Print the whole listing exactly.

[start]

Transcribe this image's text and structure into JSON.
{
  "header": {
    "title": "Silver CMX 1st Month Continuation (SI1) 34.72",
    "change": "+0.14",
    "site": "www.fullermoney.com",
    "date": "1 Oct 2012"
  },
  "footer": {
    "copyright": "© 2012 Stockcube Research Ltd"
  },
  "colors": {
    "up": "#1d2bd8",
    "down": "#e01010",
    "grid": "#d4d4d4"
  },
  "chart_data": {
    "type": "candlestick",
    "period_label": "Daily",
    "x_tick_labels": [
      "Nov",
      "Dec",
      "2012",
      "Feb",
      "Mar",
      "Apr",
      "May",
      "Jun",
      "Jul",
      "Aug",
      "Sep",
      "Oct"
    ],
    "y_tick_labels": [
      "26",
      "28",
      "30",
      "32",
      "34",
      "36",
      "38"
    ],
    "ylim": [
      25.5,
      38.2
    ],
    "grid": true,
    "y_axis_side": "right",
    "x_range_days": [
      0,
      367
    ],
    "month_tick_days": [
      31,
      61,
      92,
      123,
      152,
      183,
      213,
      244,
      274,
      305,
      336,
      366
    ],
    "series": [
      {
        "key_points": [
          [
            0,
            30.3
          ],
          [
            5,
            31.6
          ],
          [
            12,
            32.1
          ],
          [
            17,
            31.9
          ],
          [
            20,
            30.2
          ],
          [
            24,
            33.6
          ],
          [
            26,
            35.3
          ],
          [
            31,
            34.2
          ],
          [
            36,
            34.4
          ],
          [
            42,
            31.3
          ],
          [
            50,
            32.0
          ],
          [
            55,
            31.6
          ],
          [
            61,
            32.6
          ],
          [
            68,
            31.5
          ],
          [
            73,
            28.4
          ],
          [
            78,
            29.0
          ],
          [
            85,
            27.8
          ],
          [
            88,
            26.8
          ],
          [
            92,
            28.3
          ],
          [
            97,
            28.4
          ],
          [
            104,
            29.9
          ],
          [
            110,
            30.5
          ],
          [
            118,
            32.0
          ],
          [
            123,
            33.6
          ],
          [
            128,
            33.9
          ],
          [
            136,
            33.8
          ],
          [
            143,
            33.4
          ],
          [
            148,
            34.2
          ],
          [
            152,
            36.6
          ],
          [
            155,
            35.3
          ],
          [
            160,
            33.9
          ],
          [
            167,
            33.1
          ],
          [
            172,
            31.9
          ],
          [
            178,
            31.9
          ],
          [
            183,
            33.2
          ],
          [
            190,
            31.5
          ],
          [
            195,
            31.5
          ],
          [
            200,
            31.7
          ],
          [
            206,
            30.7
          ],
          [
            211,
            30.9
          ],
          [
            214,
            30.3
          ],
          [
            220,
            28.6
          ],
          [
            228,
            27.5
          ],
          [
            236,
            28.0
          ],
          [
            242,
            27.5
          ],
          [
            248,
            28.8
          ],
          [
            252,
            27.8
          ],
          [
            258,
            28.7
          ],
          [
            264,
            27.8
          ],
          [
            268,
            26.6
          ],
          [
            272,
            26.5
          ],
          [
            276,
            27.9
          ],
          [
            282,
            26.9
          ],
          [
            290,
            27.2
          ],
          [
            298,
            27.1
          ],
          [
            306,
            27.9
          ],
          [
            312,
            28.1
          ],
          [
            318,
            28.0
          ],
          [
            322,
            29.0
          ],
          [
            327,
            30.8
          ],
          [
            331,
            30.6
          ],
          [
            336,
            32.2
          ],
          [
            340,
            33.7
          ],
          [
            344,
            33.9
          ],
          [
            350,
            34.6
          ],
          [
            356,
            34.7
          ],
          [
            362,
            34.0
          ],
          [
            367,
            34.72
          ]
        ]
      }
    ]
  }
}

[end]

### RESULT OF THIS EXERCISE
Transcribe this image's text and structure into JSON.
{
  "header": {
    "title": "Silver CMX 1st Month Continuation (SI1) 34.72",
    "change": "+0.14",
    "site": "www.fullermoney.com",
    "date": "1 Oct 2012"
  },
  "footer": {
    "copyright": "© 2012 Stockcube Research Ltd"
  },
  "colors": {
    "up": "#1d2bd8",
    "down": "#e01010",
    "grid": "#d4d4d4"
  },
  "chart_data": {
    "type": "candlestick",
    "period_label": "Daily",
    "x_tick_labels": [
      "Nov",
      "Dec",
      "2012",
      "Feb",
      "Mar",
      "Apr",
      "May",
      "Jun",
      "Jul",
      "Aug",
      "Sep",
      "Oct"
    ],
    "y_tick_labels": [
      "26",
      "28",
      "30",
      "32",
      "34",
      "36",
      "38"
    ],
    "ylim": [
      25.5,
      38.2
    ],
    "grid": true,
    "y_axis_side": "right",
    "x_range_days": [
      0,
      367
    ],
    "month_tick_days": [
      31,
      61,
      92,
      123,
      152,
      183,
      213,
      244,
      274,
      305,
      336,
      366
    ],
    "series": [
      {
        "key_points": [
          [
            0,
            30.3
          ],
          [
            5,
            31.6
          ],
          [
            12,
            32.1
          ],
          [
            17,
            31.9
          ],
          [
            20,
            30.2
          ],
          [
            24,
            33.6
          ],
          [
            26,
            35.3
          ],
          [
            31,
            34.2
          ],
          [
            36,
            34.4
          ],
          [
            42,
            31.3
          ],
          [
            50,
            32.0
          ],
          [
            55,
            31.6
          ],
          [
            61,
            32.6
          ],
          [
            68,
            31.5
          ],
          [
            73,
            28.4
          ],
          [
            78,
            29.0
          ],
          [
            85,
            27.8
          ],
          [
            88,
            26.8
          ],
          [
            92,
            28.3
          ],
          [
            97,
            28.4
          ],
          [
            104,
            29.9
          ],
          [
            110,
            30.5
          ],
          [
            118,
            32.0
          ],
          [
            123,
            33.6
          ],
          [
            128,
            33.9
          ],
          [
            136,
            33.8
          ],
          [
            143,
            33.4
          ],
          [
            148,
            34.2
          ],
          [
            152,
            36.6
          ],
          [
            155,
            35.3
          ],
          [
            160,
            33.9
          ],
          [
            167,
            33.1
          ],
          [
            172,
            31.9
          ],
          [
            178,
            31.9
          ],
          [
            183,
            33.2
          ],
          [
            190,
            31.5
          ],
          [
            195,
            31.5
          ],
          [
            200,
            31.7
          ],
          [
            206,
            30.7
          ],
          [
            211,
            30.9
          ],
          [
            214,
            30.3
          ],
          [
            220,
            28.6
          ],
          [
            228,
            27.5
          ],
          [
            236,
            28.0
          ],
          [
            242,
            27.5
          ],
          [
            248,
            28.8
          ],
          [
            252,
            27.8
          ],
          [
            258,
            28.7
          ],
          [
            264,
            27.8
          ],
          [
            268,
            26.6
          ],
          [
            272,
            26.5
          ],
          [
            276,
            27.9
          ],
          [
            282,
            26.9
          ],
          [
            290,
            27.2
          ],
          [
            298,
            27.1
          ],
          [
            306,
            27.9
          ],
          [
            312,
            28.1
          ],
          [
            318,
            28.0
          ],
          [
            322,
            29.0
          ],
          [
            327,
            30.8
          ],
          [
            331,
            30.6
          ],
          [
            336,
            32.2
          ],
          [
            340,
            33.7
          ],
          [
            344,
            33.9
          ],
          [
            350,
            34.6
          ],
          [
            356,
            34.7
          ],
          [
            362,
            34.0
          ],
          [
            367,
            34.72
          ]
        ]
      }
    ]
  }
}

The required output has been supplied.